Stored dataset items
************
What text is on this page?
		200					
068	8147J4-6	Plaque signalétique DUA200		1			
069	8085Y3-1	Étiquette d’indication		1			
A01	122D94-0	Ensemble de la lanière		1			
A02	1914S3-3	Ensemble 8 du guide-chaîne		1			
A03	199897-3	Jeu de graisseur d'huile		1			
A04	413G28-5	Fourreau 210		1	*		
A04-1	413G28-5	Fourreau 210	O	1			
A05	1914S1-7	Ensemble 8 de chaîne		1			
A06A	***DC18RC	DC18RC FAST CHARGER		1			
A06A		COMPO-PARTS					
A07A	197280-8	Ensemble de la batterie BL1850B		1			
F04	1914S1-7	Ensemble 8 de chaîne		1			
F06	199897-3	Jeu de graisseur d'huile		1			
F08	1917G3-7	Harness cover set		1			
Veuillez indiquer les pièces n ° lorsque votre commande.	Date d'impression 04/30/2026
************
DIRECTIVE » Word for word, extract all the records.

COMPLETE ANSWER »
What text is on this page?
		200					
068	8147J4-6	Plaque signalétique DUA200		1			
069	8085Y3-1	Étiquette d’indication		1			
A01	122D94-0	Ensemble de la lanière		1			
A02	1914S3-3	Ensemble 8 du guide-chaîne		1			
A03	199897-3	Jeu de graisseur d'huile		1			
A04	413G28-5	Fourreau 210		1	*		
A04-1	413G28-5	Fourreau 210	O	1			
A05	1914S1-7	Ensemble 8 de chaîne		1			
A06A	***DC18RC	DC18RC FAST CHARGER		1			
A06A		COMPO-PARTS					
A07A	197280-8	Ensemble de la batterie BL1850B		1			
F04	1914S1-7	Ensemble 8 de chaîne		1			
F06	199897-3	Jeu de graisseur d'huile		1			
F08	1917G3-7	Harness cover set		1			
Veuillez indiquer les pièces n ° lorsque votre commande.	Date d'impression 04/30/2026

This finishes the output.